- _Stated goal_
Gather all lines with the word "Escenario" in them.

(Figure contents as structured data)
-=-=-
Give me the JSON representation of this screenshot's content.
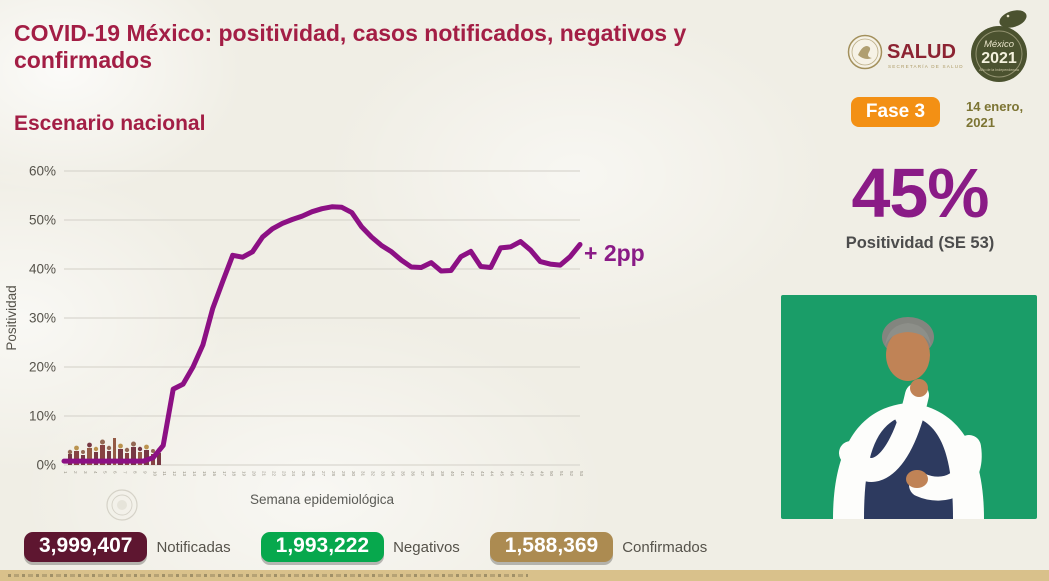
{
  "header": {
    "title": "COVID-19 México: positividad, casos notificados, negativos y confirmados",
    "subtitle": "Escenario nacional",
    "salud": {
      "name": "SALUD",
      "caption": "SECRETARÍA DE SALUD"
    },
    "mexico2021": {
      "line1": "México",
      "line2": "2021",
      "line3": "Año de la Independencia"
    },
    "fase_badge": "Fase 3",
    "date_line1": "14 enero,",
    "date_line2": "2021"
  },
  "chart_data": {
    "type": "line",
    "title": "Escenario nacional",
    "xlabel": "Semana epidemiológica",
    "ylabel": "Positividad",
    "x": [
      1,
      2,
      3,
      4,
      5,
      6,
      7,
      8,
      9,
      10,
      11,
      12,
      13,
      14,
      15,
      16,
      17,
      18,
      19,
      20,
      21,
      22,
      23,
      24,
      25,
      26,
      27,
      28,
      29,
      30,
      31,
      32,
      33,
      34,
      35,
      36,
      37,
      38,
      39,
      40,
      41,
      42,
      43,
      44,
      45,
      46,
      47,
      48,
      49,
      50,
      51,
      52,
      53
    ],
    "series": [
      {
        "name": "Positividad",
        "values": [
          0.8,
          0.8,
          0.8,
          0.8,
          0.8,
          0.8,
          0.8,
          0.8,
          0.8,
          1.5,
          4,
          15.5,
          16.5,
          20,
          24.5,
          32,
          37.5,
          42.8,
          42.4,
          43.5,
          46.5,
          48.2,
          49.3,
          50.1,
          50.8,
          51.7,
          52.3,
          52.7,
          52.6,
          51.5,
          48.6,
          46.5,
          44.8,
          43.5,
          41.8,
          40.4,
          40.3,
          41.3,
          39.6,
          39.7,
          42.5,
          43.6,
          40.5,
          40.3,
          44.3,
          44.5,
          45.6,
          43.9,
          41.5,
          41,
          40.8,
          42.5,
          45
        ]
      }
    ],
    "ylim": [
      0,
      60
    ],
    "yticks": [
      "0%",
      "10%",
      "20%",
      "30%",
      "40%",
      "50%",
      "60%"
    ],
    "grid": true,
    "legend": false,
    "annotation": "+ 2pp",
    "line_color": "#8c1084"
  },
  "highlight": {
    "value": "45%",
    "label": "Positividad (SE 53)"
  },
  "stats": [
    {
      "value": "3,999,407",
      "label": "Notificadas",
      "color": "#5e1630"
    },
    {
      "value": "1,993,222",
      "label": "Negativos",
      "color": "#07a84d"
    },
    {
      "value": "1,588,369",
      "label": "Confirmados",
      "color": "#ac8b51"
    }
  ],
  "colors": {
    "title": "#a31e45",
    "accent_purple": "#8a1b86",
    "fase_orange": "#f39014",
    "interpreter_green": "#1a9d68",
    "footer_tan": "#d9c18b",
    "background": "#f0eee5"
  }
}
-=-=-
- _The reply_
    "subtitle": "Escenario nacional",
    "title": "Escenario nacional",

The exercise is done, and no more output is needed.